» **Task directions**: List every line below containing "correta".

» **Provided material**:
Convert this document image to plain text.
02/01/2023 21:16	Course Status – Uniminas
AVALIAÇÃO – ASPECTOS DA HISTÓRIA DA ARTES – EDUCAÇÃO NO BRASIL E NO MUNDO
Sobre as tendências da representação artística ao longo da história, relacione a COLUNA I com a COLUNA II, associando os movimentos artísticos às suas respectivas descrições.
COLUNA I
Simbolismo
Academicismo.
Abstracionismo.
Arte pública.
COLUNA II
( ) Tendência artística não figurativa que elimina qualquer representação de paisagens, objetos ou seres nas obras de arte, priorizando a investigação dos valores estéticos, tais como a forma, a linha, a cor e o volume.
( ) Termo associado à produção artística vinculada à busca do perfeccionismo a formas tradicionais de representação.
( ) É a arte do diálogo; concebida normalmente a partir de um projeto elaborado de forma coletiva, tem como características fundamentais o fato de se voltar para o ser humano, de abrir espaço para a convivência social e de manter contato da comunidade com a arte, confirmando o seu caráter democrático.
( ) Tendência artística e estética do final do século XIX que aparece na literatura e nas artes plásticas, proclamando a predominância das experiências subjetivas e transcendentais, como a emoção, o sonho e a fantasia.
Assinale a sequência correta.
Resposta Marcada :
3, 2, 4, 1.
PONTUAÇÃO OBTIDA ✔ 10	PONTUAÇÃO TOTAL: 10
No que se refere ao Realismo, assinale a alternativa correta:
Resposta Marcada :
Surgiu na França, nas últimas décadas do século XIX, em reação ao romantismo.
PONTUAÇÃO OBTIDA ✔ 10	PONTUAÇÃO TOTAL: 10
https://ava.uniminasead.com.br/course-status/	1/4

» **Correct response**:
Assinale a sequência correta.
No que se refere ao Realismo, assinale a alternativa correta:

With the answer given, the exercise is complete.